### Problem requirements
Search the listing below for the string "Danubio" and copy every line where it occurs.

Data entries
○ ○ ○ ○

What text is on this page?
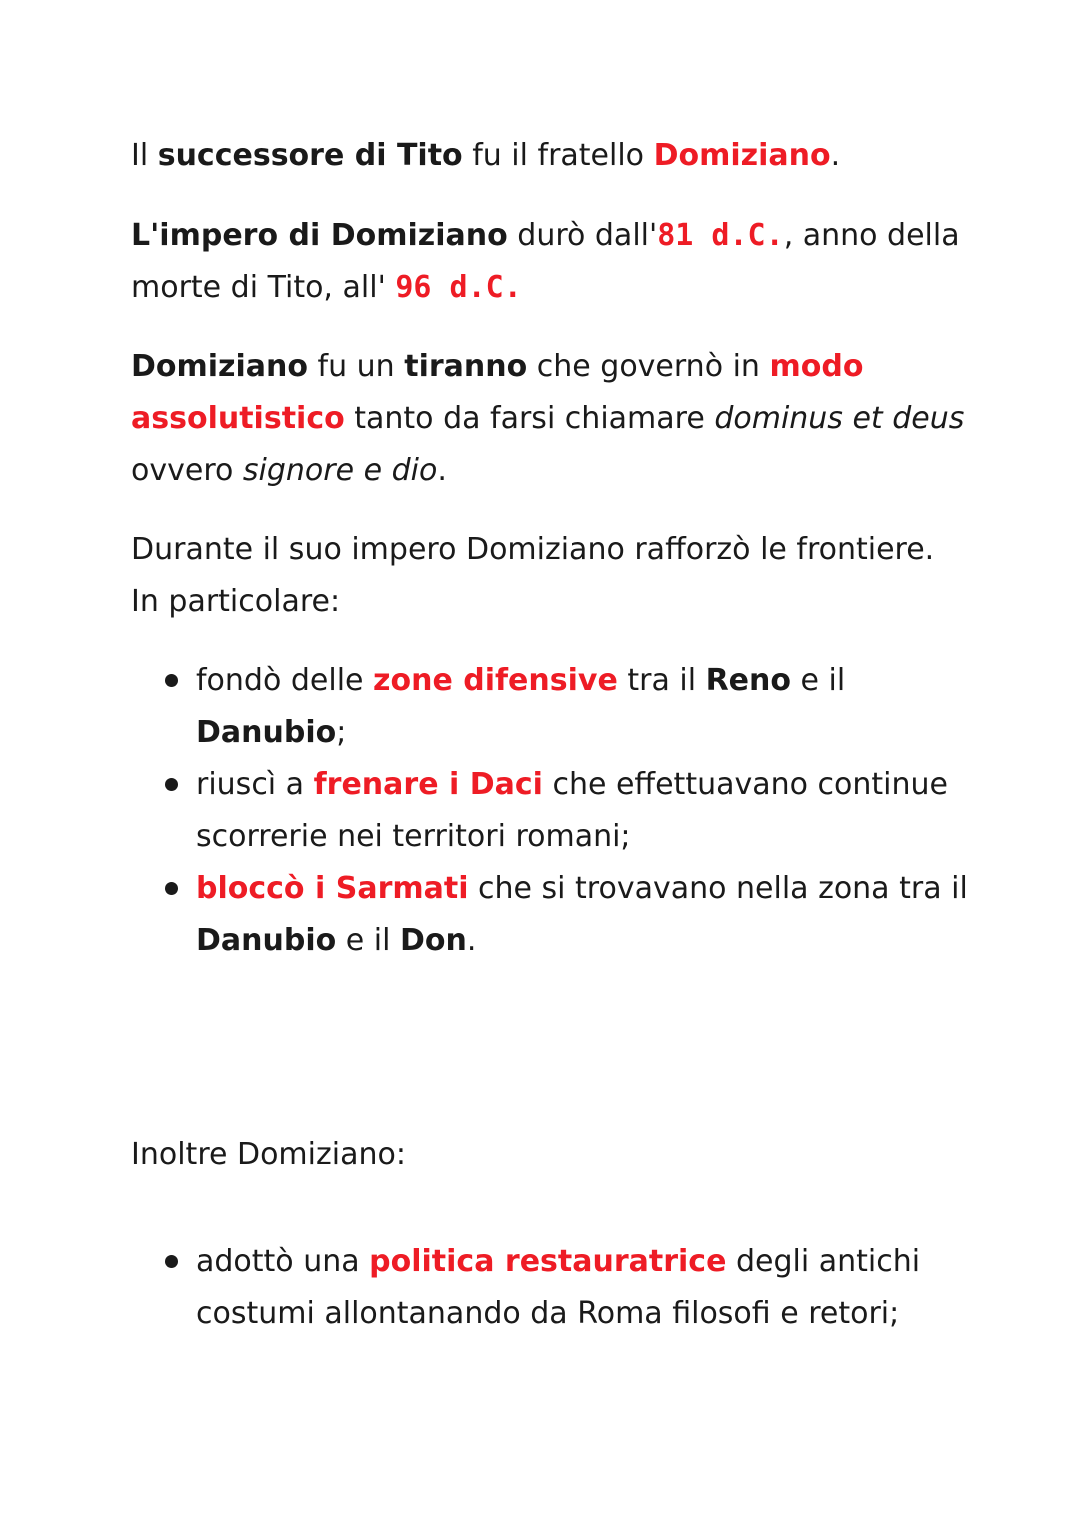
Il successore di Tito fu il fratello Domiziano.

L'impero di Domiziano durò dall'81 d.C., anno della morte di Tito, all' 96 d.C.

Domiziano fu un tiranno che governò in modo assolutistico tanto da farsi chiamare dominus et deus ovvero signore e dio.

Durante il suo impero Domiziano rafforzò le frontiere. In particolare:

fondò delle zone difensive tra il Reno e il Danubio;
riuscì a frenare i Daci che effettuavano continue scorrerie nei territori romani;
bloccò i Sarmati che si trovavano nella zona tra il Danubio e il Don.

Inoltre Domiziano:

adottò una politica restauratrice degli antichi costumi allontanando da Roma filosofi e retori;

○ ○ ○ ○

### Output below
fondò delle zone difensive tra il Reno e il Danubio;
bloccò i Sarmati che si trovavano nella zona tra il Danubio e il Don.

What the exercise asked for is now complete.